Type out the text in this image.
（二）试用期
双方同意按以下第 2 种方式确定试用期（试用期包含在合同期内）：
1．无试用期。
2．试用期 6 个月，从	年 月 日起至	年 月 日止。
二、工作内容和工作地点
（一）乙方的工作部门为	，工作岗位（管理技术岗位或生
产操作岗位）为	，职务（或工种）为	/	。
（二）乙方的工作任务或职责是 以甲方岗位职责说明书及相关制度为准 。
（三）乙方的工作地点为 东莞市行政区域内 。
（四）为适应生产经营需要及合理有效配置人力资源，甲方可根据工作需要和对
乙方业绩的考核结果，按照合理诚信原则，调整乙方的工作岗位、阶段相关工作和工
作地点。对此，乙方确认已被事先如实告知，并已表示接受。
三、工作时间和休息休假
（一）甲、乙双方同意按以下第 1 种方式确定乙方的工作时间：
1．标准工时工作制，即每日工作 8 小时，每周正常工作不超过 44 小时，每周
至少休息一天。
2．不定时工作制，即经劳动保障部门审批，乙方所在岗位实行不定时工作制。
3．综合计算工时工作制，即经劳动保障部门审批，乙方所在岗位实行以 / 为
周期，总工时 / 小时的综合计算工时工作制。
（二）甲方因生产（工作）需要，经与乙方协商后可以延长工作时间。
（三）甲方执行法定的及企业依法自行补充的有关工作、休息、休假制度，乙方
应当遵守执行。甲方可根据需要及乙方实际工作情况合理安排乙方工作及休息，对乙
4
*-*-*
Go through the records and print each one exactly.

Type out the text in this image.
（二）试用期
双方同意按以下第 2 种方式确定试用期（试用期包含在合同期内）：
1．无试用期。
2．试用期 6 个月，从	年 月 日起至	年 月 日止。
二、工作内容和工作地点
（一）乙方的工作部门为	，工作岗位（管理技术岗位或生
产操作岗位）为	，职务（或工种）为	/	。
（二）乙方的工作任务或职责是 以甲方岗位职责说明书及相关制度为准 。
（三）乙方的工作地点为 东莞市行政区域内 。
（四）为适应生产经营需要及合理有效配置人力资源，甲方可根据工作需要和对
乙方业绩的考核结果，按照合理诚信原则，调整乙方的工作岗位、阶段相关工作和工
作地点。对此，乙方确认已被事先如实告知，并已表示接受。
三、工作时间和休息休假
（一）甲、乙双方同意按以下第 1 种方式确定乙方的工作时间：
1．标准工时工作制，即每日工作 8 小时，每周正常工作不超过 44 小时，每周
至少休息一天。
2．不定时工作制，即经劳动保障部门审批，乙方所在岗位实行不定时工作制。
3．综合计算工时工作制，即经劳动保障部门审批，乙方所在岗位实行以 / 为
周期，总工时 / 小时的综合计算工时工作制。
（二）甲方因生产（工作）需要，经与乙方协商后可以延长工作时间。
（三）甲方执行法定的及企业依法自行补充的有关工作、休息、休假制度，乙方
应当遵守执行。甲方可根据需要及乙方实际工作情况合理安排乙方工作及休息，对乙
4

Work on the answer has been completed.